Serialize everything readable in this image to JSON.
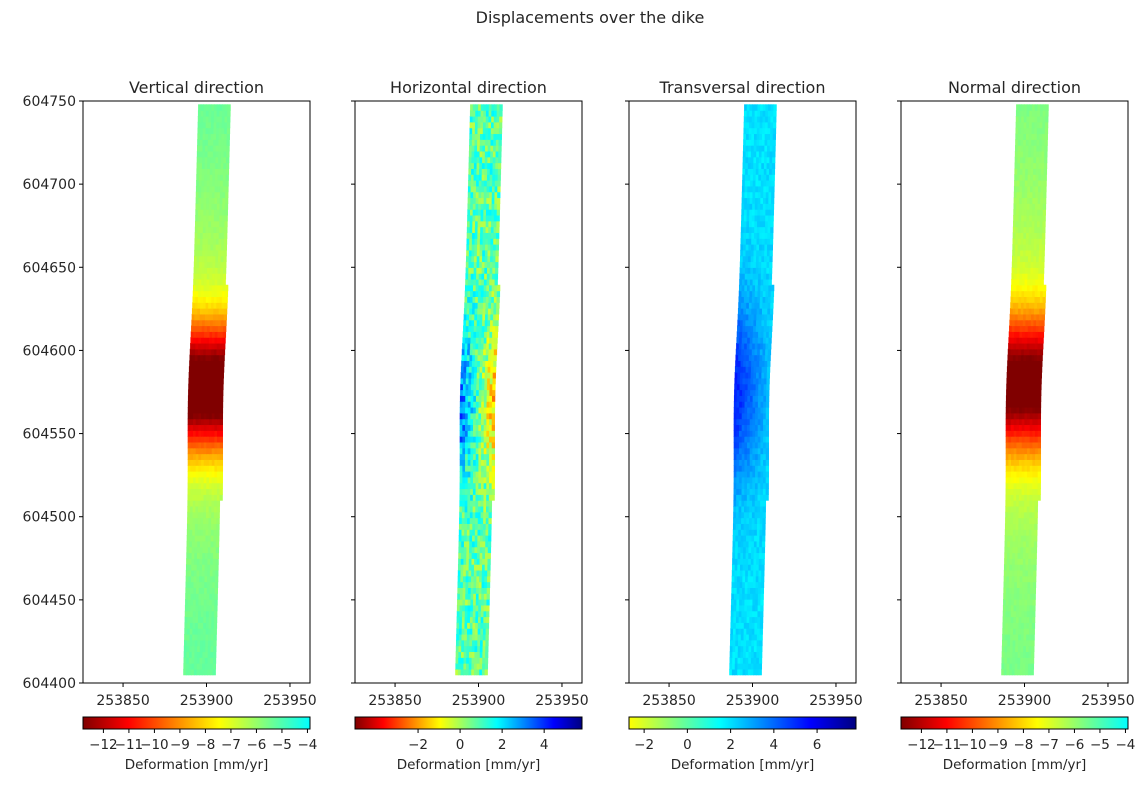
{
  "title": "Displacements over the dike",
  "chart_data": [
    {
      "type": "heatmap",
      "title": "Vertical direction",
      "x_ticks": [
        253850,
        253900,
        253950
      ],
      "x_range": [
        253826,
        253962
      ],
      "y_ticks": [
        604400,
        604450,
        604500,
        604550,
        604600,
        604650,
        604700,
        604750
      ],
      "y_range": [
        604400,
        604750
      ],
      "colormap": "jet-truncated",
      "colorbar": {
        "label": "Deformation [mm/yr]",
        "range": [
          -12.8,
          -3.9
        ],
        "ticks": [
          -12,
          -11,
          -10,
          -9,
          -8,
          -7,
          -6,
          -5,
          -4
        ],
        "tick_labels": [
          "−12",
          "−11",
          "−10",
          "−9",
          "−8",
          "−7",
          "−6",
          "−5",
          "−4"
        ],
        "colors": [
          "#800000",
          "#ff0000",
          "#ff8000",
          "#ffff00",
          "#80ff80",
          "#00ffff"
        ]
      }
    },
    {
      "type": "heatmap",
      "title": "Horizontal direction",
      "x_ticks": [
        253850,
        253900,
        253950
      ],
      "x_range": [
        253826,
        253962
      ],
      "y_range": [
        604400,
        604750
      ],
      "colormap": "jet-reversed",
      "colorbar": {
        "label": "Deformation [mm/yr]",
        "range": [
          -5,
          5.8
        ],
        "ticks": [
          -2,
          0,
          2,
          4
        ],
        "tick_labels": [
          "−2",
          "0",
          "2",
          "4"
        ],
        "colors": [
          "#800000",
          "#ff0000",
          "#ff8000",
          "#ffff00",
          "#80ff80",
          "#00ffff",
          "#0080ff",
          "#0000ff",
          "#000080"
        ]
      }
    },
    {
      "type": "heatmap",
      "title": "Transversal direction",
      "x_ticks": [
        253850,
        253900,
        253950
      ],
      "x_range": [
        253826,
        253962
      ],
      "y_range": [
        604400,
        604750
      ],
      "colormap": "jet-reversed-truncated",
      "colorbar": {
        "label": "Deformation [mm/yr]",
        "range": [
          -2.7,
          7.8
        ],
        "ticks": [
          -2,
          0,
          2,
          4,
          6
        ],
        "tick_labels": [
          "−2",
          "0",
          "2",
          "4",
          "6"
        ],
        "colors": [
          "#ffff00",
          "#80ff80",
          "#00ffff",
          "#0080ff",
          "#0000ff",
          "#000080"
        ]
      }
    },
    {
      "type": "heatmap",
      "title": "Normal direction",
      "x_ticks": [
        253850,
        253900,
        253950
      ],
      "x_range": [
        253826,
        253962
      ],
      "y_range": [
        604400,
        604750
      ],
      "colormap": "jet-truncated",
      "colorbar": {
        "label": "Deformation [mm/yr]",
        "range": [
          -12.8,
          -3.9
        ],
        "ticks": [
          -12,
          -11,
          -10,
          -9,
          -8,
          -7,
          -6,
          -5,
          -4
        ],
        "tick_labels": [
          "−12",
          "−11",
          "−10",
          "−9",
          "−8",
          "−7",
          "−6",
          "−5",
          "−4"
        ],
        "colors": [
          "#800000",
          "#ff0000",
          "#ff8000",
          "#ffff00",
          "#80ff80",
          "#00ffff"
        ]
      }
    }
  ]
}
--------------------------------------------------
Excluding the pictures, restate the records above word for word.

Serialize everything readable in this image to JSON.
{
  "title": "Displacements over the dike",
  "chart_data": [
    {
      "type": "heatmap",
      "title": "Vertical direction",
      "x_ticks": [
        253850,
        253900,
        253950
      ],
      "x_range": [
        253826,
        253962
      ],
      "y_ticks": [
        604400,
        604450,
        604500,
        604550,
        604600,
        604650,
        604700,
        604750
      ],
      "y_range": [
        604400,
        604750
      ],
      "colormap": "jet-truncated",
      "colorbar": {
        "label": "Deformation [mm/yr]",
        "range": [
          -12.8,
          -3.9
        ],
        "ticks": [
          -12,
          -11,
          -10,
          -9,
          -8,
          -7,
          -6,
          -5,
          -4
        ],
        "tick_labels": [
          "−12",
          "−11",
          "−10",
          "−9",
          "−8",
          "−7",
          "−6",
          "−5",
          "−4"
        ],
        "colors": [
          "#800000",
          "#ff0000",
          "#ff8000",
          "#ffff00",
          "#80ff80",
          "#00ffff"
        ]
      }
    },
    {
      "type": "heatmap",
      "title": "Horizontal direction",
      "x_ticks": [
        253850,
        253900,
        253950
      ],
      "x_range": [
        253826,
        253962
      ],
      "y_range": [
        604400,
        604750
      ],
      "colormap": "jet-reversed",
      "colorbar": {
        "label": "Deformation [mm/yr]",
        "range": [
          -5,
          5.8
        ],
        "ticks": [
          -2,
          0,
          2,
          4
        ],
        "tick_labels": [
          "−2",
          "0",
          "2",
          "4"
        ],
        "colors": [
          "#800000",
          "#ff0000",
          "#ff8000",
          "#ffff00",
          "#80ff80",
          "#00ffff",
          "#0080ff",
          "#0000ff",
          "#000080"
        ]
      }
    },
    {
      "type": "heatmap",
      "title": "Transversal direction",
      "x_ticks": [
        253850,
        253900,
        253950
      ],
      "x_range": [
        253826,
        253962
      ],
      "y_range": [
        604400,
        604750
      ],
      "colormap": "jet-reversed-truncated",
      "colorbar": {
        "label": "Deformation [mm/yr]",
        "range": [
          -2.7,
          7.8
        ],
        "ticks": [
          -2,
          0,
          2,
          4,
          6
        ],
        "tick_labels": [
          "−2",
          "0",
          "2",
          "4",
          "6"
        ],
        "colors": [
          "#ffff00",
          "#80ff80",
          "#00ffff",
          "#0080ff",
          "#0000ff",
          "#000080"
        ]
      }
    },
    {
      "type": "heatmap",
      "title": "Normal direction",
      "x_ticks": [
        253850,
        253900,
        253950
      ],
      "x_range": [
        253826,
        253962
      ],
      "y_range": [
        604400,
        604750
      ],
      "colormap": "jet-truncated",
      "colorbar": {
        "label": "Deformation [mm/yr]",
        "range": [
          -12.8,
          -3.9
        ],
        "ticks": [
          -12,
          -11,
          -10,
          -9,
          -8,
          -7,
          -6,
          -5,
          -4
        ],
        "tick_labels": [
          "−12",
          "−11",
          "−10",
          "−9",
          "−8",
          "−7",
          "−6",
          "−5",
          "−4"
        ],
        "colors": [
          "#800000",
          "#ff0000",
          "#ff8000",
          "#ffff00",
          "#80ff80",
          "#00ffff"
        ]
      }
    }
  ]
}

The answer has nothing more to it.